Records excerpted from a collection:
== == ==

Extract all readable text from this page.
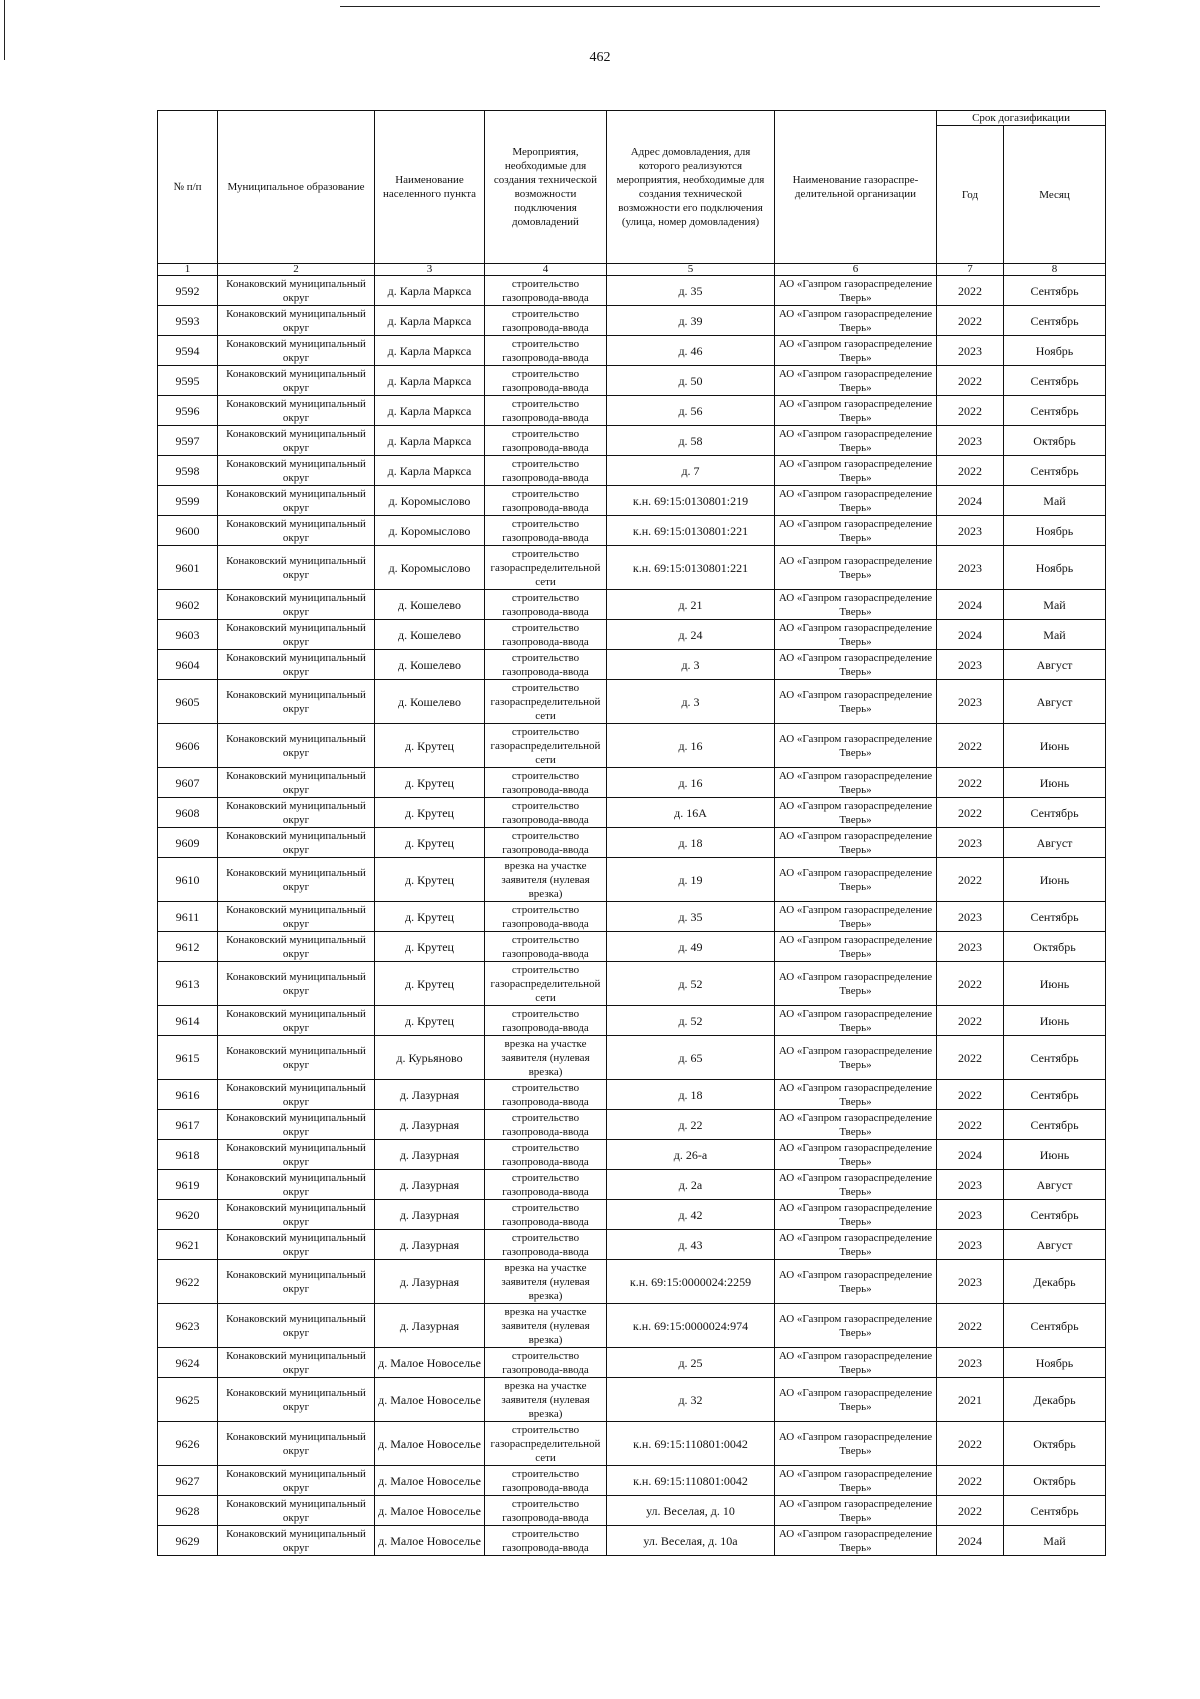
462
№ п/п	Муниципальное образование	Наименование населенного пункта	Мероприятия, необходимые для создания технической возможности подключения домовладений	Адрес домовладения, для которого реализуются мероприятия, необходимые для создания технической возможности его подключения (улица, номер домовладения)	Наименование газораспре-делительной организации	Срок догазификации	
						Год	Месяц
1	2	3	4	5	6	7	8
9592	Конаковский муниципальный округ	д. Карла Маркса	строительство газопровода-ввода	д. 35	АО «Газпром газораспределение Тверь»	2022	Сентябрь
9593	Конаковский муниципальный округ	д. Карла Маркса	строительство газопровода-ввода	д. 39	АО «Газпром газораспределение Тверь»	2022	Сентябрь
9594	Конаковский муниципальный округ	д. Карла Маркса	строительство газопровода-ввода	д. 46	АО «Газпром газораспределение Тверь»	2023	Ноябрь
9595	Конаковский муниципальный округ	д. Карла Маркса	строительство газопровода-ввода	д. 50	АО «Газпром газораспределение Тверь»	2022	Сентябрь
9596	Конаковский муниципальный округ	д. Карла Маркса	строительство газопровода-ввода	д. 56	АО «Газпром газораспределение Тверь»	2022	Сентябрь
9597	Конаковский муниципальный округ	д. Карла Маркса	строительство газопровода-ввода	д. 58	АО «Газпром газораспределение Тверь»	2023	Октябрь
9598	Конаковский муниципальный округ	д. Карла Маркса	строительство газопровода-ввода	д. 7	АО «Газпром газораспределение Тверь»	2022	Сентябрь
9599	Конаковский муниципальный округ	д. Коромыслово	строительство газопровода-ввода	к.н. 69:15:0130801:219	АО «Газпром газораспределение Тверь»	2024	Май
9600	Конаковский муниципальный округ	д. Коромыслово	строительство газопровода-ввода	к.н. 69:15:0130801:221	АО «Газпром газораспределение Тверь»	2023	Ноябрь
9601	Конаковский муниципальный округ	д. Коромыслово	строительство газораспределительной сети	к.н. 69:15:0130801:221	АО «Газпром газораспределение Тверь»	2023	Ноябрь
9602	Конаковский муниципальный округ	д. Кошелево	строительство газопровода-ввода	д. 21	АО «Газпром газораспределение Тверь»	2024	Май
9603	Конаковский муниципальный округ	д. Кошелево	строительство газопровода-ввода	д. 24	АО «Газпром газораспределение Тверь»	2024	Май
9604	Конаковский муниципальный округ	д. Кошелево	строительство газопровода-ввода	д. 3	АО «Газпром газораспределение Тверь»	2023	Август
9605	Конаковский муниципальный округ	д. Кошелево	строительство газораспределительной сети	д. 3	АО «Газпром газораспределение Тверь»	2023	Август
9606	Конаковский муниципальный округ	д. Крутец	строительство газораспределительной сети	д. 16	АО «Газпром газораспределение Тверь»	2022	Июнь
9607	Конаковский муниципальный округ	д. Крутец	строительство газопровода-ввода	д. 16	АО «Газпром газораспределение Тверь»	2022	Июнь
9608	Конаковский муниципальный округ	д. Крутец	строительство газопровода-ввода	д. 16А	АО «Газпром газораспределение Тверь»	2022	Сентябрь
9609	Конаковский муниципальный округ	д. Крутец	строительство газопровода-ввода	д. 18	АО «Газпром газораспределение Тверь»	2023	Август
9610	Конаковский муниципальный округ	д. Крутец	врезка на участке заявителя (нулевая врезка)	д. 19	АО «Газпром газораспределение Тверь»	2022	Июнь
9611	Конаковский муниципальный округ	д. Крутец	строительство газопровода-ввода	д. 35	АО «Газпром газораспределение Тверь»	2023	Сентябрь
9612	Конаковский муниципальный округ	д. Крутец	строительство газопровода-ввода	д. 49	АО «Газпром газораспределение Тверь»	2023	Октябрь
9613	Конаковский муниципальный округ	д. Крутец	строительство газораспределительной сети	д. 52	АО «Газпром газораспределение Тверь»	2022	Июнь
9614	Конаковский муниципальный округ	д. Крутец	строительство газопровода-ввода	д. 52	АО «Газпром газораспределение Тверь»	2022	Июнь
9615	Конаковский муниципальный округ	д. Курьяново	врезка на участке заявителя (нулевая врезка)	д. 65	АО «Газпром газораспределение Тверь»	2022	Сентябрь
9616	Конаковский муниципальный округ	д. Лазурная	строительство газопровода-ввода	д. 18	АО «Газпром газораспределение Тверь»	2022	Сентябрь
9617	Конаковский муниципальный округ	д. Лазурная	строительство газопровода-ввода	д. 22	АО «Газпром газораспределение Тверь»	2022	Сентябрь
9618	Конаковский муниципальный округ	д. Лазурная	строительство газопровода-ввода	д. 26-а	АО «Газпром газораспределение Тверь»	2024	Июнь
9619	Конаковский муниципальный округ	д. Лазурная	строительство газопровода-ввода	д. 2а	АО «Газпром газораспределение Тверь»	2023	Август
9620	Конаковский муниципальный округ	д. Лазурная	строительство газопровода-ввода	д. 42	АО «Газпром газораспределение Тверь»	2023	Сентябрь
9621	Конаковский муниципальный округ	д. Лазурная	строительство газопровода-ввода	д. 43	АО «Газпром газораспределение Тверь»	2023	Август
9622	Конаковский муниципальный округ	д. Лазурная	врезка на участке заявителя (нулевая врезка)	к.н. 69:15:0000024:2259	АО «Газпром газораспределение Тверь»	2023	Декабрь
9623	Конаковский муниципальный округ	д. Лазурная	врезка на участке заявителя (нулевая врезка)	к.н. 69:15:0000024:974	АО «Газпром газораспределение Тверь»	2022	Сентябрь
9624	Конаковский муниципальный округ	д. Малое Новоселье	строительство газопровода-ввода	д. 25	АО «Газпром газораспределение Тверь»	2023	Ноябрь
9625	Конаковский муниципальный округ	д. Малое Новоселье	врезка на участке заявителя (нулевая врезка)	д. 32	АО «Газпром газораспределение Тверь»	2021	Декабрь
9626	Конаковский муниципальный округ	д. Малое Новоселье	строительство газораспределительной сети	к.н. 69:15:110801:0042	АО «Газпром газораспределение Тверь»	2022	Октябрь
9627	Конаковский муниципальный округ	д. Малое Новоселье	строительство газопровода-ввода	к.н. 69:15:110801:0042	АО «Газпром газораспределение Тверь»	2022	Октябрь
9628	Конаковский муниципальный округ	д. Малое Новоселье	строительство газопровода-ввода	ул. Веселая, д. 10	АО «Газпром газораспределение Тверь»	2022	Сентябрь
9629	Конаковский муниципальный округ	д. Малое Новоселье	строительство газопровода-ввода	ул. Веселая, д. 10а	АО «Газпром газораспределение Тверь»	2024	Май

== == ==

__AIM OF THE TASK__: Determine how many lines of the data contain "Коромыслово" and give nothing but that number.

__RESPONSE TO THE TASK__: 3